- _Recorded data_
※

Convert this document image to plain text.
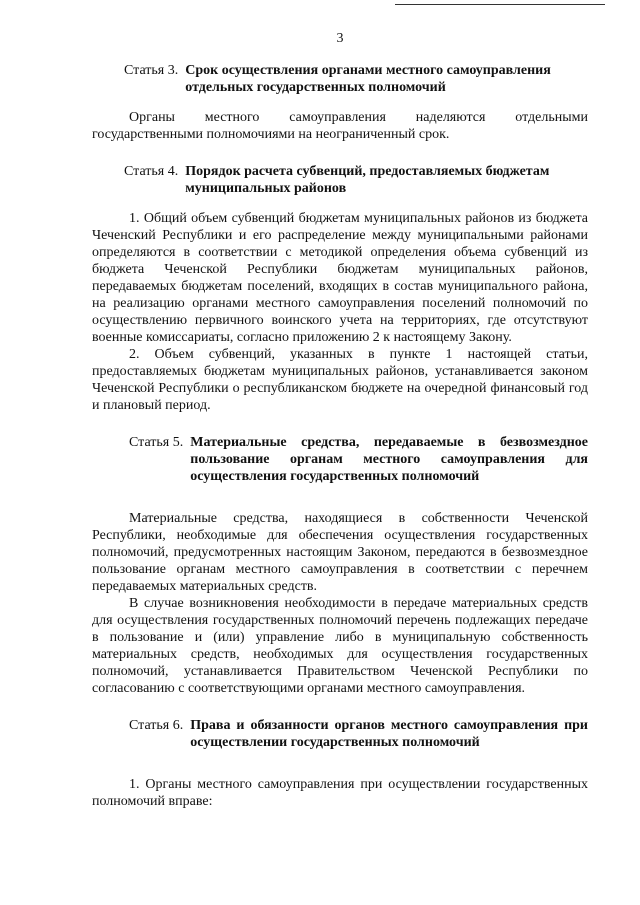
3
Статья 3. Срок осуществления органами местного самоуправления отдельных государственных полномочий

Органы местного самоуправления наделяются отдельными государственными полномочиями на неограниченный срок.

Статья 4. Порядок расчета субвенций, предоставляемых бюджетам муниципальных районов

1. Общий объем субвенций бюджетам муниципальных районов из бюджета Чеченский Республики и его распределение между муниципальными районами определяются в соответствии с методикой определения объема субвенций из бюджета Чеченской Республики бюджетам муниципальных районов, передаваемых бюджетам поселений, входящих в состав муниципального района, на реализацию органами местного самоуправления поселений полномочий по осуществлению первичного воинского учета на территориях, где отсутствуют военные комиссариаты, согласно приложению 2 к настоящему Закону.

2. Объем субвенций, указанных в пункте 1 настоящей статьи, предоставляемых бюджетам муниципальных районов, устанавливается законом Чеченской Республики о республиканском бюджете на очередной финансовый год и плановый период.

Статья 5. Материальные средства, передаваемые в безвозмездное пользование органам местного самоуправления для осуществления государственных полномочий

Материальные средства, находящиеся в собственности Чеченской Республики, необходимые для обеспечения осуществления государственных полномочий, предусмотренных настоящим Законом, передаются в безвозмездное пользование органам местного самоуправления в соответствии с перечнем передаваемых материальных средств.

В случае возникновения необходимости в передаче материальных средств для осуществления государственных полномочий перечень подлежащих передаче в пользование и (или) управление либо в муниципальную собственность материальных средств, необходимых для осуществления государственных полномочий, устанавливается Правительством Чеченской Республики по согласованию с соответствующими органами местного самоуправления.

Статья 6. Права и обязанности органов местного самоуправления при осуществлении государственных полномочий

1. Органы местного самоуправления при осуществлении государственных полномочий вправе:
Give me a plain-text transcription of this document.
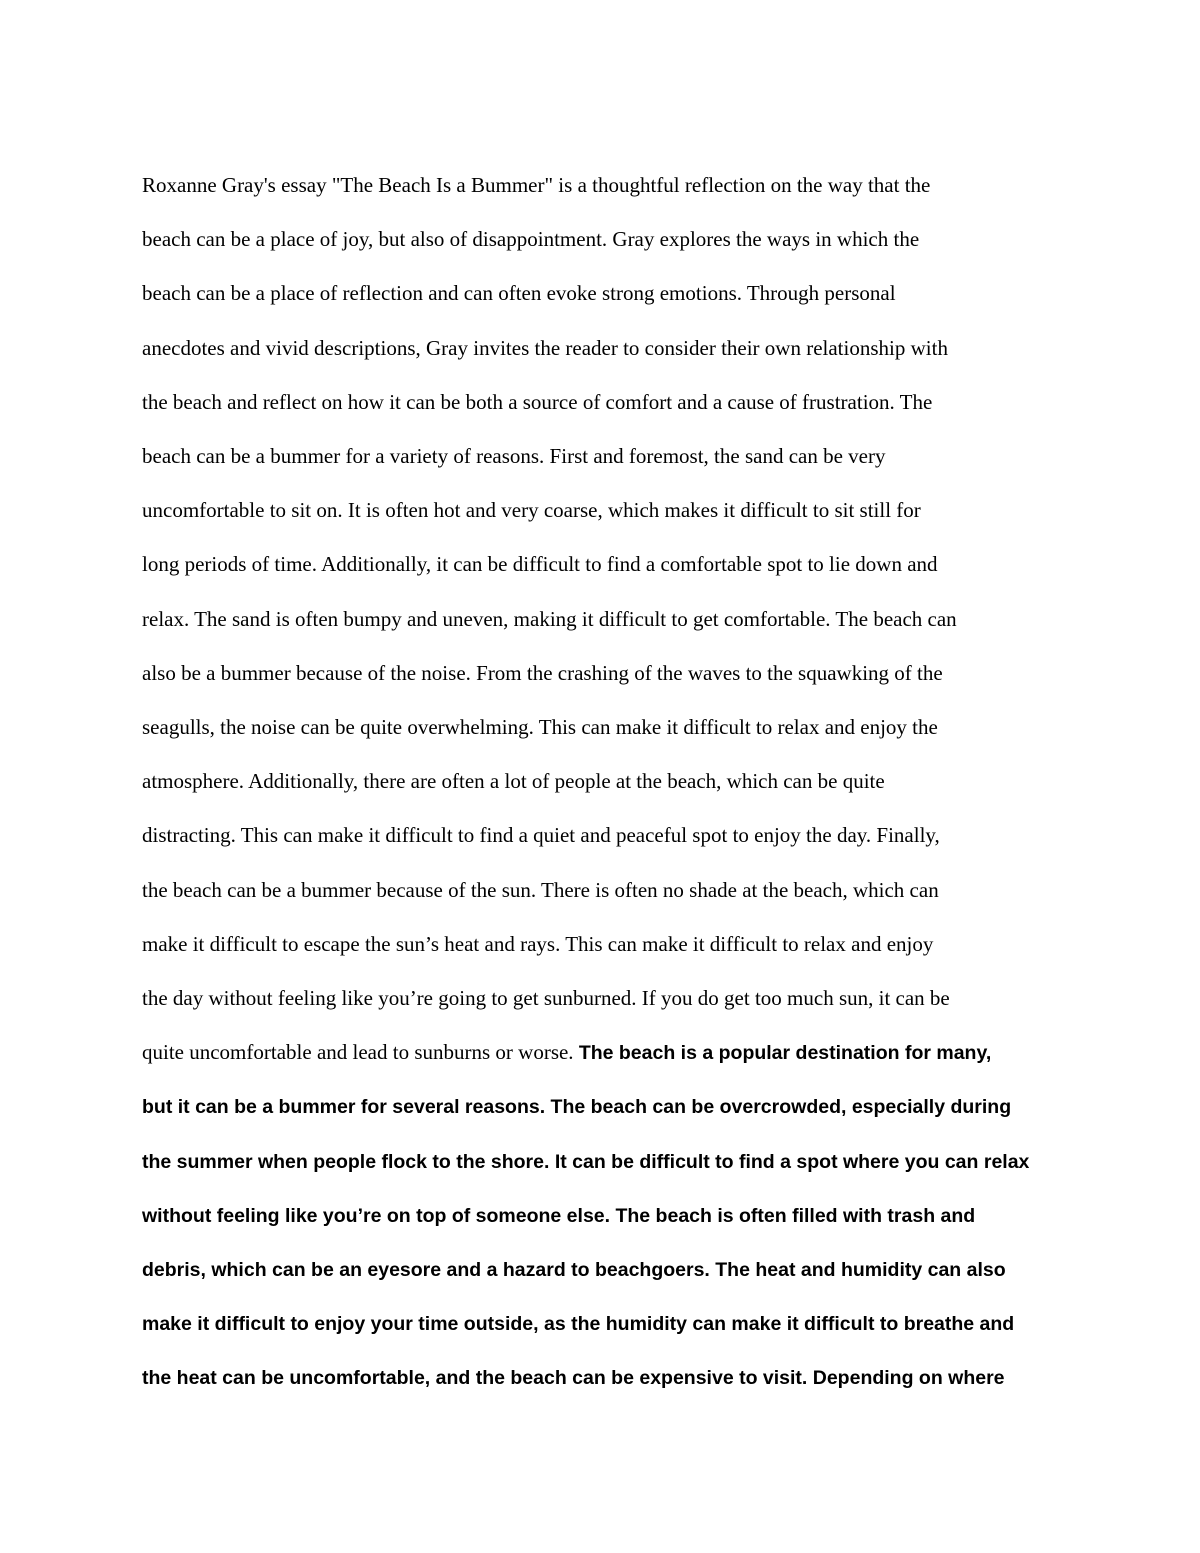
Roxanne Gray's essay "The Beach Is a Bummer" is a thoughtful reflection on the way that the
beach can be a place of joy, but also of disappointment. Gray explores the ways in which the
beach can be a place of reflection and can often evoke strong emotions. Through personal
anecdotes and vivid descriptions, Gray invites the reader to consider their own relationship with
the beach and reflect on how it can be both a source of comfort and a cause of frustration. The
beach can be a bummer for a variety of reasons. First and foremost, the sand can be very
uncomfortable to sit on. It is often hot and very coarse, which makes it difficult to sit still for
long periods of time. Additionally, it can be difficult to find a comfortable spot to lie down and
relax. The sand is often bumpy and uneven, making it difficult to get comfortable. The beach can
also be a bummer because of the noise. From the crashing of the waves to the squawking of the
seagulls, the noise can be quite overwhelming. This can make it difficult to relax and enjoy the
atmosphere. Additionally, there are often a lot of people at the beach, which can be quite
distracting. This can make it difficult to find a quiet and peaceful spot to enjoy the day. Finally,
the beach can be a bummer because of the sun. There is often no shade at the beach, which can
make it difficult to escape the sun’s heat and rays. This can make it difficult to relax and enjoy
the day without feeling like you’re going to get sunburned. If you do get too much sun, it can be
quite uncomfortable and lead to sunburns or worse. The beach is a popular destination for many,
but it can be a bummer for several reasons. The beach can be overcrowded, especially during
the summer when people flock to the shore. It can be difficult to find a spot where you can relax
without feeling like you’re on top of someone else. The beach is often filled with trash and
debris, which can be an eyesore and a hazard to beachgoers. The heat and humidity can also
make it difficult to enjoy your time outside, as the humidity can make it difficult to breathe and
the heat can be uncomfortable, and the beach can be expensive to visit. Depending on where
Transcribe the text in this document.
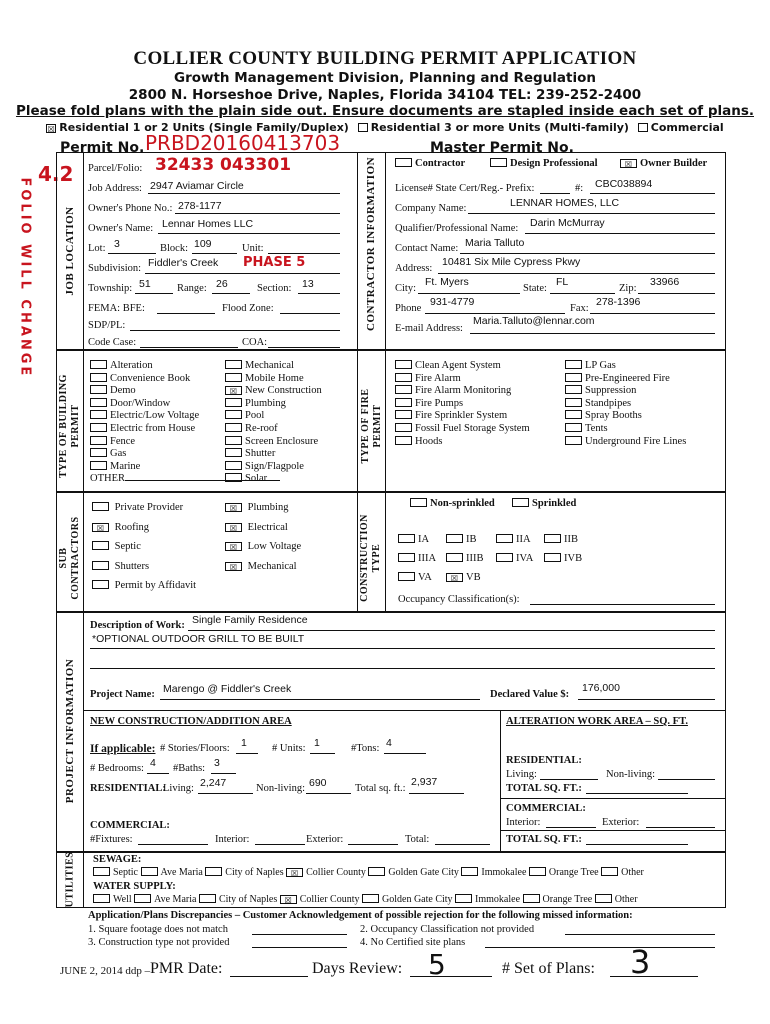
COLLIER COUNTY BUILDING PERMIT APPLICATION
Growth Management Division, Planning and Regulation
2800 N. Horseshoe Drive, Naples, Florida 34104 TEL: 239-252-2400
Please fold plans with the plain side out. Ensure documents are stapled inside each set of plans.
☒ Residential 1 or 2 Units (Single Family/Duplex) Residential 3 or more Units (Multi-family) Commercial
Permit No. PRBD20160413703	Master Permit No.
4.2
FOLIO WILL CHANGE	JOB LOCATION	CONTRACTOR INFORMATION
Parcel/Folio: 32433 043301
Job Address: 2947 Aviamar Circle
Owner's Phone No.: 278-1177
Owner's Name: Lennar Homes LLC
Lot: 3	Block: 109	Unit:
Subdivision: Fiddler's Creek PHASE 5
Township: 51	Range: 26	Section: 13
FEMA: BFE:	Flood Zone:
SDP/PL:
Code Case:	COA:
Contractor	Design Professional	☒ Owner Builder
License# State Cert/Reg.- Prefix:	#: CBC038894
Company Name:	LENNAR HOMES, LLC
Qualifier/Professional Name: Darin McMurray
Contact Name: Maria Talluto
Address:
10481 Six Mile Cypress Pkwy
City:
Ft. Myers
State:
FL
Zip:
33966
Phone
931-4779
Fax:
278-1396
E-mail Address:
Maria.Talluto@lennar.com
TYPE OF BUILDING PERMIT	TYPE OF FIRE PERMIT
Alteration
Convenience Book
Demo
Door/Window
Electric/Low Voltage
Electric from House
Fence
Gas
Marine
OTHER
Mechanical
Mobile Home
☒ New Construction
Plumbing
Pool
Re-roof
Screen Enclosure
Shutter
Sign/Flagpole
Solar
Clean Agent System
Fire Alarm
Fire Alarm Monitoring
Fire Pumps
Fire Sprinkler System
Fossil Fuel Storage System
Hoods
LP Gas
Pre-Engineered Fire
Suppression
Standpipes
Spray Booths
Tents
Underground Fire Lines
SUB CONTRACTORS	CONSTRUCTION TYPE
Private Provider
☒ Roofing
Septic
Shutters
Permit by Affidavit
☒ Plumbing
☒ Electrical
☒ Low Voltage
☒ Mechanical
Non-sprinkled	Sprinkled
IA	IB	IIA	IIB
IIIA	IIIB	IVA	IVB
VA ☒ VB
Occupancy Classification(s):
PROJECT INFORMATION
Description of Work: Single Family Residence
*OPTIONAL OUTDOOR GRILL TO BE BUILT
Project Name: Marengo @ Fiddler's Creek	Declared Value $:
176,000
NEW CONSTRUCTION/ADDITION AREA	ALTERATION WORK AREA – SQ. FT.
If applicable: # Stories/Floors: 1 # Units: 1	#Tons: 4
# Bedrooms: 4 #Baths: 3
RESIDENTIAL:
Living: 2,247	Non-living: 690	Total sq. ft.:
2,937
COMMERCIAL:
#Fixtures:	Interior:	Exterior:	Total:
RESIDENTIAL:
Living:	Non-living:
TOTAL SQ. FT.:
COMMERCIAL:
Interior:	Exterior:
TOTAL SQ. FT.:
UTILITIES SEWAGE:
Septic Ave Maria City of Naples ☒ Collier County Golden Gate City Immokalee Orange Tree Other
WATER SUPPLY:
Well Ave Maria City of Naples ☒ Collier County Golden Gate City Immokalee Orange Tree Other
Application/Plans Discrepancies – Customer Acknowledgement of possible rejection for the following missed information:
1. Square footage does not match	2. Occupancy Classification not provided
3. Construction type not provided	4. No Certified site plans
JUNE 2, 2014 ddp – PMR Date:	Days Review: 5	# Set of Plans: 3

※

Reproduce the full listing above verbatim, with no pictures included.

Convert this document image to plain text.
3
Статья 3. Срок осуществления органами местного самоуправления отдельных государственных полномочий

Органы местного самоуправления наделяются отдельными государственными полномочиями на неограниченный срок.

Статья 4. Порядок расчета субвенций, предоставляемых бюджетам муниципальных районов

1. Общий объем субвенций бюджетам муниципальных районов из бюджета Чеченский Республики и его распределение между муниципальными районами определяются в соответствии с методикой определения объема субвенций из бюджета Чеченской Республики бюджетам муниципальных районов, передаваемых бюджетам поселений, входящих в состав муниципального района, на реализацию органами местного самоуправления поселений полномочий по осуществлению первичного воинского учета на территориях, где отсутствуют военные комиссариаты, согласно приложению 2 к настоящему Закону.

2. Объем субвенций, указанных в пункте 1 настоящей статьи, предоставляемых бюджетам муниципальных районов, устанавливается законом Чеченской Республики о республиканском бюджете на очередной финансовый год и плановый период.

Статья 5. Материальные средства, передаваемые в безвозмездное пользование органам местного самоуправления для осуществления государственных полномочий

Материальные средства, находящиеся в собственности Чеченской Республики, необходимые для обеспечения осуществления государственных полномочий, предусмотренных настоящим Законом, передаются в безвозмездное пользование органам местного самоуправления в соответствии с перечнем передаваемых материальных средств.

В случае возникновения необходимости в передаче материальных средств для осуществления государственных полномочий перечень подлежащих передаче в пользование и (или) управление либо в муниципальную собственность материальных средств, необходимых для осуществления государственных полномочий, устанавливается Правительством Чеченской Республики по согласованию с соответствующими органами местного самоуправления.

Статья 6. Права и обязанности органов местного самоуправления при осуществлении государственных полномочий

1. Органы местного самоуправления при осуществлении государственных полномочий вправе:
Give me a plain-text transcription of this document.
Roxanne Gray's essay "The Beach Is a Bummer" is a thoughtful reflection on the way that the
beach can be a place of joy, but also of disappointment. Gray explores the ways in which the
beach can be a place of reflection and can often evoke strong emotions. Through personal
anecdotes and vivid descriptions, Gray invites the reader to consider their own relationship with
the beach and reflect on how it can be both a source of comfort and a cause of frustration. The
beach can be a bummer for a variety of reasons. First and foremost, the sand can be very
uncomfortable to sit on. It is often hot and very coarse, which makes it difficult to sit still for
long periods of time. Additionally, it can be difficult to find a comfortable spot to lie down and
relax. The sand is often bumpy and uneven, making it difficult to get comfortable. The beach can
also be a bummer because of the noise. From the crashing of the waves to the squawking of the
seagulls, the noise can be quite overwhelming. This can make it difficult to relax and enjoy the
atmosphere. Additionally, there are often a lot of people at the beach, which can be quite
distracting. This can make it difficult to find a quiet and peaceful spot to enjoy the day. Finally,
the beach can be a bummer because of the sun. There is often no shade at the beach, which can
make it difficult to escape the sun’s heat and rays. This can make it difficult to relax and enjoy
the day without feeling like you’re going to get sunburned. If you do get too much sun, it can be
quite uncomfortable and lead to sunburns or worse. The beach is a popular destination for many,
but it can be a bummer for several reasons. The beach can be overcrowded, especially during
the summer when people flock to the shore. It can be difficult to find a spot where you can relax
without feeling like you’re on top of someone else. The beach is often filled with trash and
debris, which can be an eyesore and a hazard to beachgoers. The heat and humidity can also
make it difficult to enjoy your time outside, as the humidity can make it difficult to breathe and
the heat can be uncomfortable, and the beach can be expensive to visit. Depending on where
Transcribe the text in this document.
COLLIER COUNTY BUILDING PERMIT APPLICATION
Growth Management Division, Planning and Regulation
2800 N. Horseshoe Drive, Naples, Florida 34104 TEL: 239-252-2400
Please fold plans with the plain side out. Ensure documents are stapled inside each set of plans.
☒ Residential 1 or 2 Units (Single Family/Duplex) Residential 3 or more Units (Multi-family) Commercial
Permit No. PRBD20160413703	Master Permit No.
4.2
FOLIO WILL CHANGE	JOB LOCATION	CONTRACTOR INFORMATION
Parcel/Folio: 32433 043301
Job Address: 2947 Aviamar Circle
Owner's Phone No.: 278-1177
Owner's Name: Lennar Homes LLC
Lot: 3	Block: 109	Unit:
Subdivision: Fiddler's Creek PHASE 5
Township: 51	Range: 26	Section: 13
FEMA: BFE:	Flood Zone:
SDP/PL:
Code Case:	COA:
Contractor	Design Professional	☒ Owner Builder
License# State Cert/Reg.- Prefix:	#: CBC038894
Company Name:	LENNAR HOMES, LLC
Qualifier/Professional Name: Darin McMurray
Contact Name: Maria Talluto
Address:
10481 Six Mile Cypress Pkwy
City:
Ft. Myers
State:
FL
Zip:
33966
Phone
931-4779
Fax:
278-1396
E-mail Address:
Maria.Talluto@lennar.com
TYPE OF BUILDING PERMIT	TYPE OF FIRE PERMIT
Alteration
Convenience Book
Demo
Door/Window
Electric/Low Voltage
Electric from House
Fence
Gas
Marine
OTHER
Mechanical
Mobile Home
☒ New Construction
Plumbing
Pool
Re-roof
Screen Enclosure
Shutter
Sign/Flagpole
Solar
Clean Agent System
Fire Alarm
Fire Alarm Monitoring
Fire Pumps
Fire Sprinkler System
Fossil Fuel Storage System
Hoods
LP Gas
Pre-Engineered Fire
Suppression
Standpipes
Spray Booths
Tents
Underground Fire Lines
SUB CONTRACTORS	CONSTRUCTION TYPE
Private Provider
☒ Roofing
Septic
Shutters
Permit by Affidavit
☒ Plumbing
☒ Electrical
☒ Low Voltage
☒ Mechanical
Non-sprinkled	Sprinkled
IA	IB	IIA	IIB
IIIA	IIIB	IVA	IVB
VA ☒ VB
Occupancy Classification(s):
PROJECT INFORMATION
Description of Work: Single Family Residence
*OPTIONAL OUTDOOR GRILL TO BE BUILT
Project Name: Marengo @ Fiddler's Creek	Declared Value $:
176,000
NEW CONSTRUCTION/ADDITION AREA	ALTERATION WORK AREA – SQ. FT.
If applicable: # Stories/Floors: 1 # Units: 1	#Tons: 4
# Bedrooms: 4 #Baths: 3
RESIDENTIAL:
Living: 2,247	Non-living: 690	Total sq. ft.:
2,937
COMMERCIAL:
#Fixtures:	Interior:	Exterior:	Total:
RESIDENTIAL:
Living:	Non-living:
TOTAL SQ. FT.:
COMMERCIAL:
Interior:	Exterior:
TOTAL SQ. FT.:
UTILITIES SEWAGE:
Septic Ave Maria City of Naples ☒ Collier County Golden Gate City Immokalee Orange Tree Other
WATER SUPPLY:
Well Ave Maria City of Naples ☒ Collier County Golden Gate City Immokalee Orange Tree Other
Application/Plans Discrepancies – Customer Acknowledgement of possible rejection for the following missed information:
1. Square footage does not match	2. Occupancy Classification not provided
3. Construction type not provided	4. No Certified site plans
JUNE 2, 2014 ddp – PMR Date:	Days Review: 5	# Set of Plans: 3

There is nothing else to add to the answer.